Exercice proposé 1: Modifiez le texte sur la prière du P. Laval en recopiant la partie qui s'ouvre sur les mots contenant « Des années de » et se ferme sur « de la ferveur. ». Remplacez-y « St-André » par « Saint-André ».
Exercice proposé 2: Poursuivez le texte sur la prière du P. Laval après sa dernière phrase.

Extrait choisi:
____________________

CHEMINS DE VIE


La prière du P. Laval

Le P. Laval a été homme de prière. Il a connu la plus grande ferveur et des moments de vide et de sécheresse. Mais quel que soit son état intérieur, la prière a toujours été la source de sa vie personnelle et apostolique.

Des années de grande ferveur

Jacques Désiré Laval, jeune médecin à St-André, est un chrétien généreux pour les pauvres, mais il pratique très peu sa religion. Il n'accorde pas toujours le temps nécessaire à son employée de maison pour pouvoir assister à la messe le dimanche. Lorsqu'il se convertit à Ivry-la-Bataille dans l'automne de l'année 1834, il se met à aller régulièrement à la messe le dimanche, il respecte les jours de jeûnes. Il prie et médite beaucoup. Le soir, après ses tournées auprès des malades, il va à l'église où il reste de longs moments à faire oraison. Beaucoup trouvent qu'il en fait trop. Un certain nombre de personnes pieuses déclarent que cela ne durera pas, c'est seulement les premiers temps de la ferveur.

____________________

Données brutes:

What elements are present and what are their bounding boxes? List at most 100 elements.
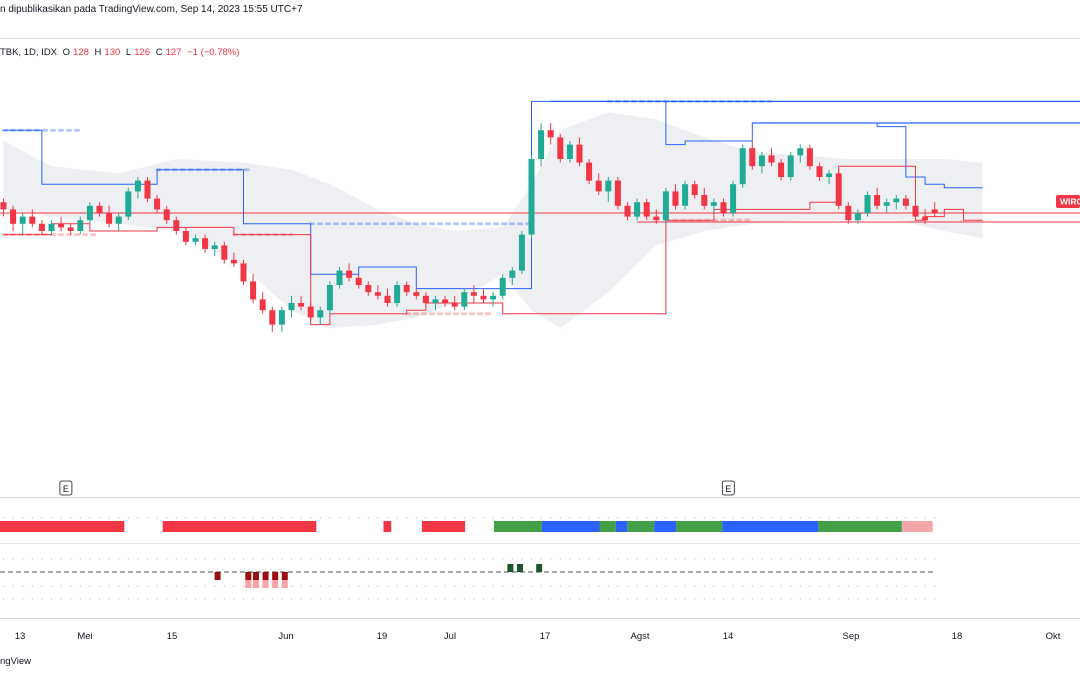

____________________

Corrigé 1:
Des années de grande ferveur

Jacques Désiré Laval, jeune médecin à Saint-André, est un chrétien généreux pour les pauvres, mais il pratique très peu sa religion. Il n'accorde pas toujours le temps nécessaire à son employée de maison pour pouvoir assister à la messe le dimanche. Lorsqu'il se convertit à Ivry-la-Bataille dans l'automne de l'année 1834, il se met à aller régulièrement à la messe le dimanche, il respecte les jours de jeûnes. Il prie et médite beaucoup. Le soir, après ses tournées auprès des malades, il va à l'église où il reste de longs moments à faire oraison. Beaucoup trouvent qu'il en fait trop. Un certain nombre de personnes pieuses déclarent que cela ne durera pas, c'est seulement les premiers temps de la ferveur.

Corrigé 2:
Cette ferveur n'a pas été un feu de paille. Elle a habité le P. Laval pendant tout son temps de séminaire et pendant ses années de ministère à Pinterville. Elle est encore vivante quand il arrive à Maurice en 1841, mais elle va être éprouvée par l'abondance de l'apostolat, et par la fatigue. Elle sera purifiée, et deviendra une force qui animera le P. Laval.

De longs temps de prière quotidiens

Dans une lettre de 1842, début de son ministère à Maurice, le P. Laval écrit : "Tout mon temps libre, je le passe au pied du St Sacrement, et c'est là que je vais me délasser". En 1844, dans une lettre à son supérieur, le P.Libermann, nous trouvons son petit règlement de vie de chaque jour. (p.59-60)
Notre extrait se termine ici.